= EXERCISE GOAL =
Beneath this task is a listing. State how many of its lines include the string "peer", giving nothing but the number.

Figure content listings

---------------

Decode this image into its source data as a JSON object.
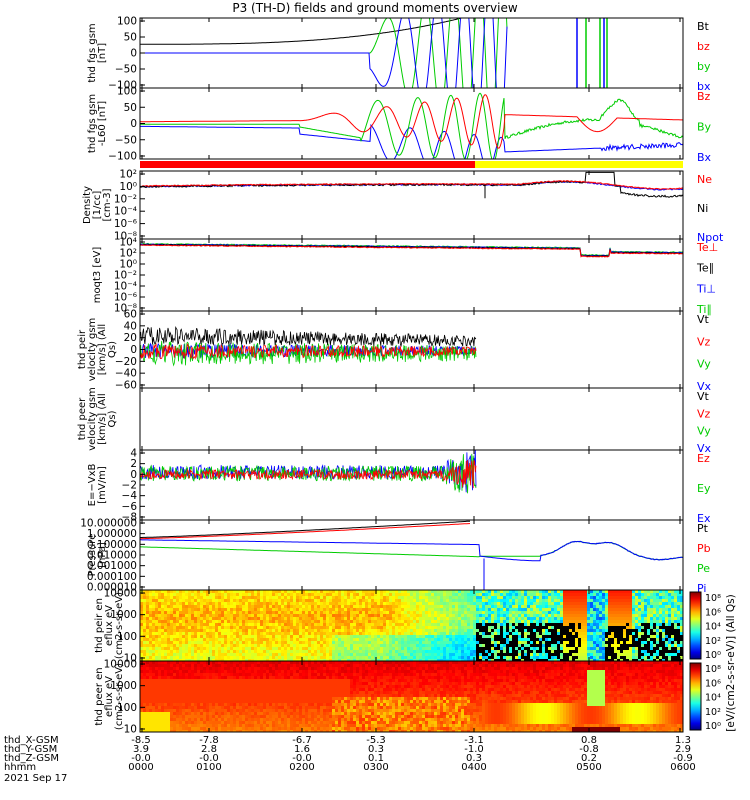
{
  "title": "P3 (TH-D) fields and ground moments overview",
  "chart_data": [
    {
      "type": "line",
      "ylabel": "thd fgs gsm [nT]",
      "yticks": [
        "100",
        "50",
        "0",
        "−50",
        "−100"
      ],
      "ylim": [
        -100,
        100
      ],
      "legend": [
        {
          "label": "Bt",
          "color": "#000000"
        },
        {
          "label": "bz",
          "color": "#ff0000"
        },
        {
          "label": "by",
          "color": "#00cc00"
        },
        {
          "label": "bx",
          "color": "#0000ff"
        }
      ]
    },
    {
      "type": "line",
      "ylabel": "thd fgs gsm -L60 [nT]",
      "yticks": [
        "100",
        "50",
        "0",
        "−50",
        "−100"
      ],
      "ylim": [
        -100,
        100
      ],
      "legend": [
        {
          "label": "Bz",
          "color": "#ff0000"
        },
        {
          "label": "By",
          "color": "#00cc00"
        },
        {
          "label": "Bx",
          "color": "#0000ff"
        }
      ]
    },
    {
      "type": "line",
      "ylabel": "Density [1/cc] [cm-3]",
      "yticks": [
        "10²",
        "10⁰",
        "10⁻²",
        "10⁻⁴",
        "10⁻⁶",
        "10⁻⁸"
      ],
      "ylim": [
        1e-08,
        100
      ],
      "legend": [
        {
          "label": "Ne",
          "color": "#ff0000"
        },
        {
          "label": "Ni",
          "color": "#000000"
        },
        {
          "label": "Npot",
          "color": "#0000ff"
        }
      ]
    },
    {
      "type": "line",
      "ylabel": "moqt3 [eV]",
      "yticks": [
        "10⁴",
        "10²",
        "10⁰",
        "10⁻²",
        "10⁻⁴",
        "10⁻⁶",
        "10⁻⁸"
      ],
      "ylim": [
        1e-08,
        10000.0
      ],
      "legend": [
        {
          "label": "Te⊥",
          "color": "#ff0000"
        },
        {
          "label": "Te∥",
          "color": "#000000"
        },
        {
          "label": "Ti⊥",
          "color": "#0000ff"
        },
        {
          "label": "Ti∥",
          "color": "#00cc00"
        }
      ]
    },
    {
      "type": "line",
      "ylabel": "thd peir velocity gsm [km/s] (All Qs)",
      "yticks": [
        "60",
        "40",
        "20",
        "0",
        "−20",
        "−40",
        "−60"
      ],
      "ylim": [
        -60,
        60
      ],
      "legend": [
        {
          "label": "Vt",
          "color": "#000000"
        },
        {
          "label": "Vz",
          "color": "#ff0000"
        },
        {
          "label": "Vy",
          "color": "#00cc00"
        },
        {
          "label": "Vx",
          "color": "#0000ff"
        }
      ]
    },
    {
      "type": "line",
      "ylabel": "thd peer velocity gsm [km/s] (All Qs)",
      "yticks": [],
      "legend": [
        {
          "label": "Vt",
          "color": "#000000"
        },
        {
          "label": "Vz",
          "color": "#ff0000"
        },
        {
          "label": "Vy",
          "color": "#00cc00"
        },
        {
          "label": "Vx",
          "color": "#0000ff"
        }
      ]
    },
    {
      "type": "line",
      "ylabel": "E=−VxB [mV/m]",
      "yticks": [
        "4",
        "2",
        "0",
        "−2",
        "−4",
        "−6",
        "−8"
      ],
      "ylim": [
        -8,
        4
      ],
      "legend": [
        {
          "label": "Ez",
          "color": "#ff0000"
        },
        {
          "label": "Ey",
          "color": "#00cc00"
        },
        {
          "label": "Ex",
          "color": "#0000ff"
        }
      ]
    },
    {
      "type": "line",
      "ylabel": "Pressure [nPa]",
      "yticks": [
        "10.000000",
        "1.000000",
        "0.100000",
        "0.010000",
        "0.001000",
        "0.000100",
        "0.000010"
      ],
      "ylim": [
        1e-05,
        10
      ],
      "legend": [
        {
          "label": "Pt",
          "color": "#000000"
        },
        {
          "label": "Pb",
          "color": "#ff0000"
        },
        {
          "label": "Pe",
          "color": "#00cc00"
        },
        {
          "label": "Pi",
          "color": "#0000ff"
        }
      ]
    },
    {
      "type": "heatmap",
      "ylabel": "thd peir en eflux eV (cm2-s-sr-eV)",
      "yticks": [
        "10000",
        "1000",
        "100",
        "10"
      ]
    },
    {
      "type": "heatmap",
      "ylabel": "thd peer en eflux eV (cm2-s-sr-eV)",
      "yticks": [
        "10000",
        "1000",
        "100",
        "10"
      ]
    }
  ],
  "colorbar": {
    "label": "[eV/(cm2-s-sr-eV)] (All Qs)",
    "ticks_top": [
      "10⁸",
      "10⁶",
      "10⁴",
      "10²",
      "10⁰"
    ],
    "ticks_bottom": [
      "10⁸",
      "10⁶",
      "10⁴",
      "10²",
      "10⁰"
    ]
  },
  "xaxis": {
    "row_labels": [
      "thd_X-GSM",
      "thd_Y-GSM",
      "thd_Z-GSM",
      "hhmm"
    ],
    "columns": [
      [
        "-8.5",
        "3.9",
        "-0.0",
        "0000"
      ],
      [
        "-7.8",
        "2.8",
        "-0.0",
        "0100"
      ],
      [
        "-6.7",
        "1.6",
        "-0.0",
        "0200"
      ],
      [
        "-5.3",
        "0.3",
        "0.1",
        "0300"
      ],
      [
        "-3.1",
        "-1.0",
        "0.3",
        "0400"
      ],
      [
        "0.8",
        "-0.8",
        "0.2",
        "0500"
      ],
      [
        "1.3",
        "2.9",
        "-0.9",
        "0600"
      ]
    ],
    "date": "2021 Sep 17"
  },
  "palette": {
    "black": "#000000",
    "red": "#ff0000",
    "green": "#00cc00",
    "blue": "#0000ff",
    "yellow": "#ffff00"
  }
}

---------------

= SOLUTION FOR THIS EXERCISE =
2